### Your goal
Please write the listing below out again exactly, leaving every picture behind.

### Dataset content

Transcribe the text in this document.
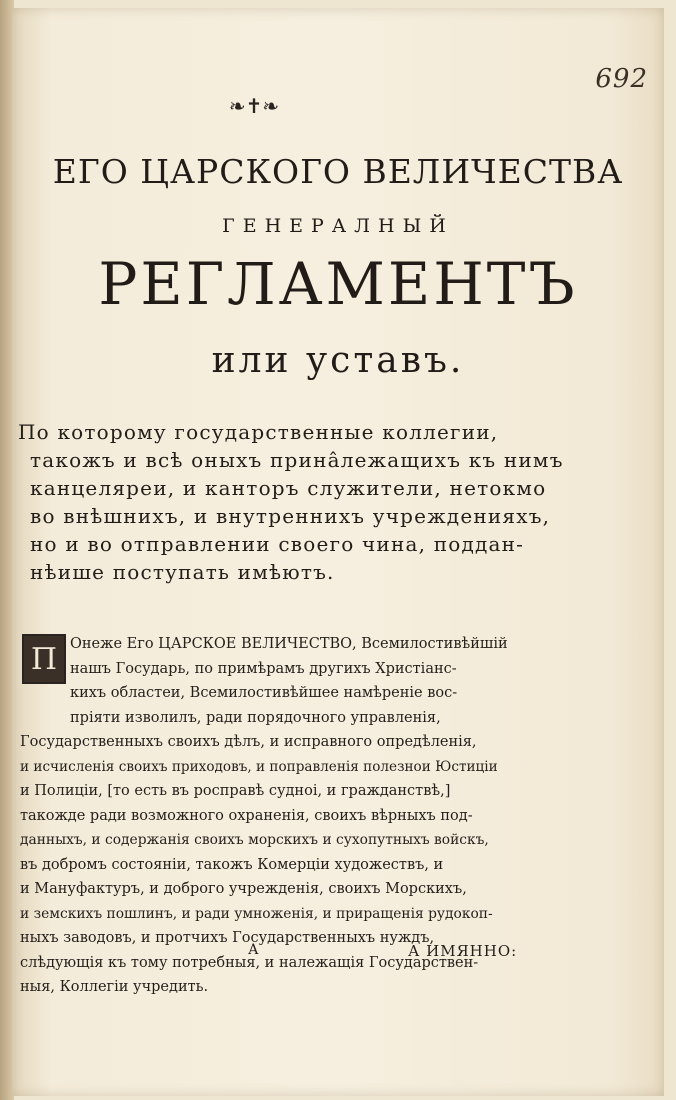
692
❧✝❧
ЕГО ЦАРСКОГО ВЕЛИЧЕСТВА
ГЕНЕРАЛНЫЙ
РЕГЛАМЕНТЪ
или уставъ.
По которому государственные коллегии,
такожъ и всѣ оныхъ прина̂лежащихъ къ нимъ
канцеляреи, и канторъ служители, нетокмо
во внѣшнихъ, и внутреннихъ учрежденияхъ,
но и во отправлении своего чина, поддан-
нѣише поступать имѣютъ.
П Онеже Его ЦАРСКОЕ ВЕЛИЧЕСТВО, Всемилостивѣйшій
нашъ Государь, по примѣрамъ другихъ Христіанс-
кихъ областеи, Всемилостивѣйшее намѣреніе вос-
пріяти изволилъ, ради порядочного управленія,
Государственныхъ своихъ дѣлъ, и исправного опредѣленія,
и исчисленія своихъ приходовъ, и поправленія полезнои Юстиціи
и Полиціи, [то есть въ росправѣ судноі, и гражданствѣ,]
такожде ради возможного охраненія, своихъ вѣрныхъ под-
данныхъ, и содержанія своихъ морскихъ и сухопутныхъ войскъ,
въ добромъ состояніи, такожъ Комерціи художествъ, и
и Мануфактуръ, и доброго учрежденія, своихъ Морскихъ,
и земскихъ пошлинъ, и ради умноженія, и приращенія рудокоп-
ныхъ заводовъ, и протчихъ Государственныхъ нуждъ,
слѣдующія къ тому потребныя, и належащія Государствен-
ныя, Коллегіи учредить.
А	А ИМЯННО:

### The output
Transcribe the text in this document.
692
❧✝❧
ЕГО ЦАРСКОГО ВЕЛИЧЕСТВА
ГЕНЕРАЛНЫЙ
РЕГЛАМЕНТЪ
или уставъ.
По которому государственные коллегии,
такожъ и всѣ оныхъ прина̂лежащихъ къ нимъ
канцеляреи, и канторъ служители, нетокмо
во внѣшнихъ, и внутреннихъ учрежденияхъ,
но и во отправлении своего чина, поддан-
нѣише поступать имѣютъ.
П Онеже Его ЦАРСКОЕ ВЕЛИЧЕСТВО, Всемилостивѣйшій
нашъ Государь, по примѣрамъ другихъ Христіанс-
кихъ областеи, Всемилостивѣйшее намѣреніе вос-
пріяти изволилъ, ради порядочного управленія,
Государственныхъ своихъ дѣлъ, и исправного опредѣленія,
и исчисленія своихъ приходовъ, и поправленія полезнои Юстиціи
и Полиціи, [то есть въ росправѣ судноі, и гражданствѣ,]
такожде ради возможного охраненія, своихъ вѣрныхъ под-
данныхъ, и содержанія своихъ морскихъ и сухопутныхъ войскъ,
въ добромъ состояніи, такожъ Комерціи художествъ, и
и Мануфактуръ, и доброго учрежденія, своихъ Морскихъ,
и земскихъ пошлинъ, и ради умноженія, и приращенія рудокоп-
ныхъ заводовъ, и протчихъ Государственныхъ нуждъ,
слѣдующія къ тому потребныя, и належащія Государствен-
ныя, Коллегіи учредить.
А	А ИМЯННО:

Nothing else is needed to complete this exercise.